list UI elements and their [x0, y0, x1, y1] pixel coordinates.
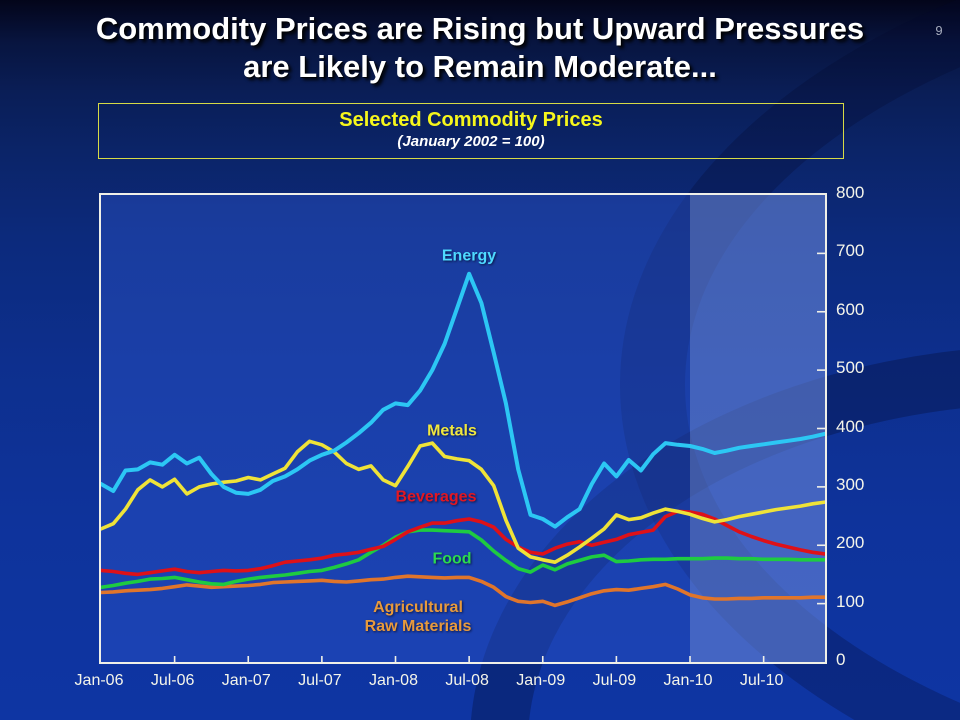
- x-axis-label-jan-07: Jan-07: [221, 672, 271, 689]
- y-axis-label-0: 0: [836, 650, 846, 669]
- series-line-agricultural-raw-materials: [101, 574, 825, 608]
- x-axis-label-jul-06: Jul-06: [150, 672, 195, 689]
- series-line-beverages: [101, 509, 825, 577]
- x-axis-label-jan-09: Jan-09: [516, 672, 566, 689]
- x-axis-label-jul-07: Jul-07: [298, 672, 342, 689]
- chart-title: Selected Commodity Prices: [339, 109, 603, 131]
- chart-plot-area: [99, 193, 827, 664]
- series-label-agricultural-line2: Raw Materials: [364, 618, 472, 635]
- slide-title-line1: Commodity Prices are Rising but Upward P…: [95, 11, 865, 46]
- x-axis-label-jan-06: Jan-06: [74, 672, 124, 689]
- y-axis-label-700: 700: [836, 241, 865, 261]
- y-axis-label-600: 600: [836, 299, 865, 319]
- series-label-food: Food: [432, 550, 472, 568]
- chart-subtitle: (January 2002 = 100): [397, 133, 545, 150]
- page-number: 9: [935, 23, 943, 38]
- slide-title-line2: are Likely to Remain Moderate...: [243, 49, 717, 84]
- series-line-energy: [101, 271, 825, 529]
- y-axis-label-400: 400: [836, 416, 865, 436]
- y-axis-label-200: 200: [836, 533, 865, 553]
- y-axis-label-800: 800: [836, 183, 865, 202]
- x-axis-label-jan-10: Jan-10: [663, 672, 713, 689]
- series-label-agricultural-raw-materials: Agricultural Raw Materials: [365, 598, 472, 636]
- x-axis-label-jul-08: Jul-08: [445, 672, 489, 689]
- y-axis-label-500: 500: [836, 358, 865, 378]
- chart-series-canvas: [101, 252, 825, 662]
- y-axis-label-300: 300: [836, 474, 865, 494]
- y-axis-label-100: 100: [836, 591, 865, 611]
- series-label-beverages: Beverages: [395, 488, 477, 506]
- series-line-food: [101, 528, 825, 590]
- chart-header-box: Selected Commodity Prices (January 2002 …: [98, 103, 844, 159]
- x-axis-label-jan-08: Jan-08: [369, 672, 418, 689]
- x-axis-label-jul-09: Jul-09: [592, 672, 637, 689]
- series-label-metals: Metals: [427, 422, 477, 440]
- series-label-energy: Energy: [441, 247, 497, 265]
- series-label-agricultural-line1: Agricultural: [373, 599, 463, 616]
- forecast-shaded-region: [690, 195, 825, 662]
- x-axis-label-jul-10: Jul-10: [739, 672, 784, 689]
- slide-title: Commodity Prices are Rising but Upward P…: [0, 10, 960, 86]
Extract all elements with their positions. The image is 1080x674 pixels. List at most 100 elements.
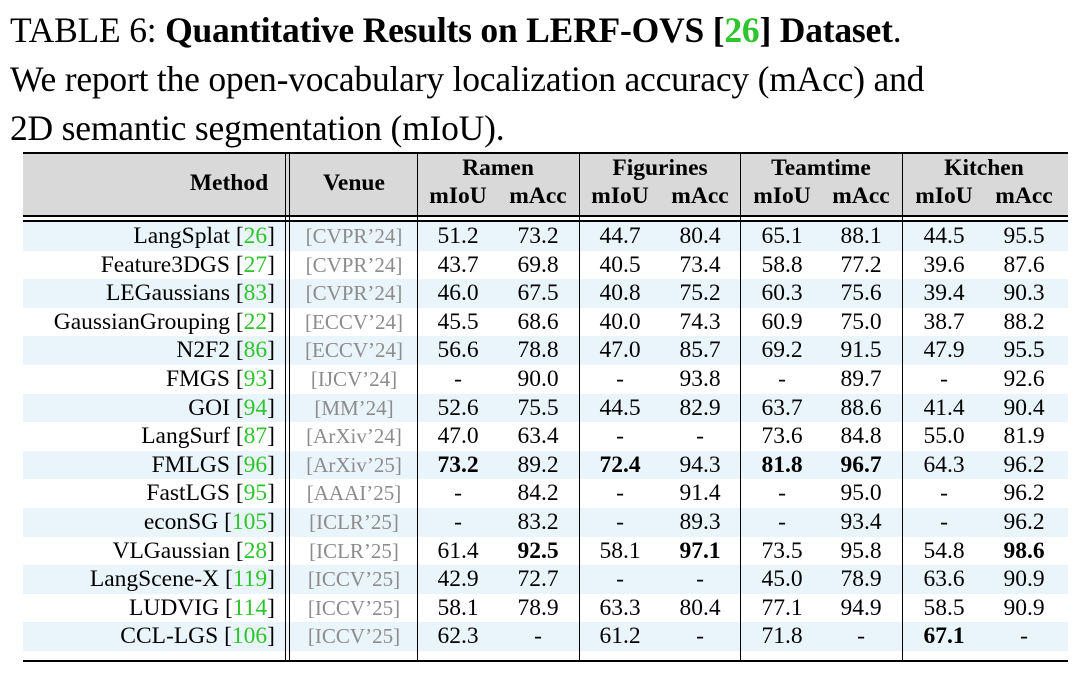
++++++++++
Objetivo – Extraia do material acima todas as linhas em que aparece a palavra "elements".

Resposta a seguir –
list UI elements and their [x0, y0, x1, y1] pixel coordinates.
Extract all elements with their positions. The image is 1080x674 pixels. List at most 100 elements.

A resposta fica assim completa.